**GOAL**
All the data below goes into the copy word for word, but the pictures don't.
----- DATA SHOWN
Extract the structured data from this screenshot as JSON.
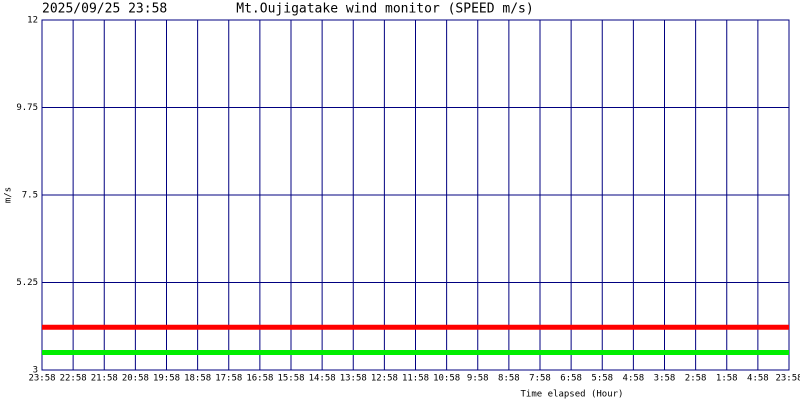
{
  "chart_data": {
    "type": "line",
    "title": "Mt.Oujigatake wind monitor (SPEED m/s)",
    "subtitle": "2025/09/25 23:58",
    "y_label": "m/s",
    "x_label": "Time elapsed (Hour)",
    "categories": [
      "23:58",
      "22:58",
      "21:58",
      "20:58",
      "19:58",
      "18:58",
      "17:58",
      "16:58",
      "15:58",
      "14:58",
      "13:58",
      "12:58",
      "11:58",
      "10:58",
      "9:58",
      "8:58",
      "7:58",
      "6:58",
      "5:58",
      "4:58",
      "3:58",
      "2:58",
      "1:58",
      "4:58",
      "23:58"
    ],
    "series": [
      {
        "color": "#ff0000",
        "values": [
          4.1,
          4.1,
          4.1,
          4.1,
          4.1,
          4.1,
          4.1,
          4.1,
          4.1,
          4.1,
          4.1,
          4.1,
          4.1,
          4.1,
          4.1,
          4.1,
          4.1,
          4.1,
          4.1,
          4.1,
          4.1,
          4.1,
          4.1,
          4.1,
          4.1
        ]
      },
      {
        "color": "#00ee00",
        "values": [
          3.45,
          3.45,
          3.45,
          3.45,
          3.45,
          3.45,
          3.45,
          3.45,
          3.45,
          3.45,
          3.45,
          3.45,
          3.45,
          3.45,
          3.45,
          3.45,
          3.45,
          3.45,
          3.45,
          3.45,
          3.45,
          3.45,
          3.45,
          3.45,
          3.45
        ]
      }
    ],
    "ylim": [
      3,
      12
    ],
    "yticks": [
      3,
      5.25,
      7.5,
      9.75,
      12
    ],
    "grid": true,
    "grid_color": "#000080"
  }
}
----------
**OUTPUT FOR THIS EXERCISE**
Extract the structured data from this screenshot as JSON.
{
  "chart_data": {
    "type": "line",
    "title": "Mt.Oujigatake wind monitor (SPEED m/s)",
    "subtitle": "2025/09/25 23:58",
    "y_label": "m/s",
    "x_label": "Time elapsed (Hour)",
    "categories": [
      "23:58",
      "22:58",
      "21:58",
      "20:58",
      "19:58",
      "18:58",
      "17:58",
      "16:58",
      "15:58",
      "14:58",
      "13:58",
      "12:58",
      "11:58",
      "10:58",
      "9:58",
      "8:58",
      "7:58",
      "6:58",
      "5:58",
      "4:58",
      "3:58",
      "2:58",
      "1:58",
      "4:58",
      "23:58"
    ],
    "series": [
      {
        "color": "#ff0000",
        "values": [
          4.1,
          4.1,
          4.1,
          4.1,
          4.1,
          4.1,
          4.1,
          4.1,
          4.1,
          4.1,
          4.1,
          4.1,
          4.1,
          4.1,
          4.1,
          4.1,
          4.1,
          4.1,
          4.1,
          4.1,
          4.1,
          4.1,
          4.1,
          4.1,
          4.1
        ]
      },
      {
        "color": "#00ee00",
        "values": [
          3.45,
          3.45,
          3.45,
          3.45,
          3.45,
          3.45,
          3.45,
          3.45,
          3.45,
          3.45,
          3.45,
          3.45,
          3.45,
          3.45,
          3.45,
          3.45,
          3.45,
          3.45,
          3.45,
          3.45,
          3.45,
          3.45,
          3.45,
          3.45,
          3.45
        ]
      }
    ],
    "ylim": [
      3,
      12
    ],
    "yticks": [
      3,
      5.25,
      7.5,
      9.75,
      12
    ],
    "grid": true,
    "grid_color": "#000080"
  }
}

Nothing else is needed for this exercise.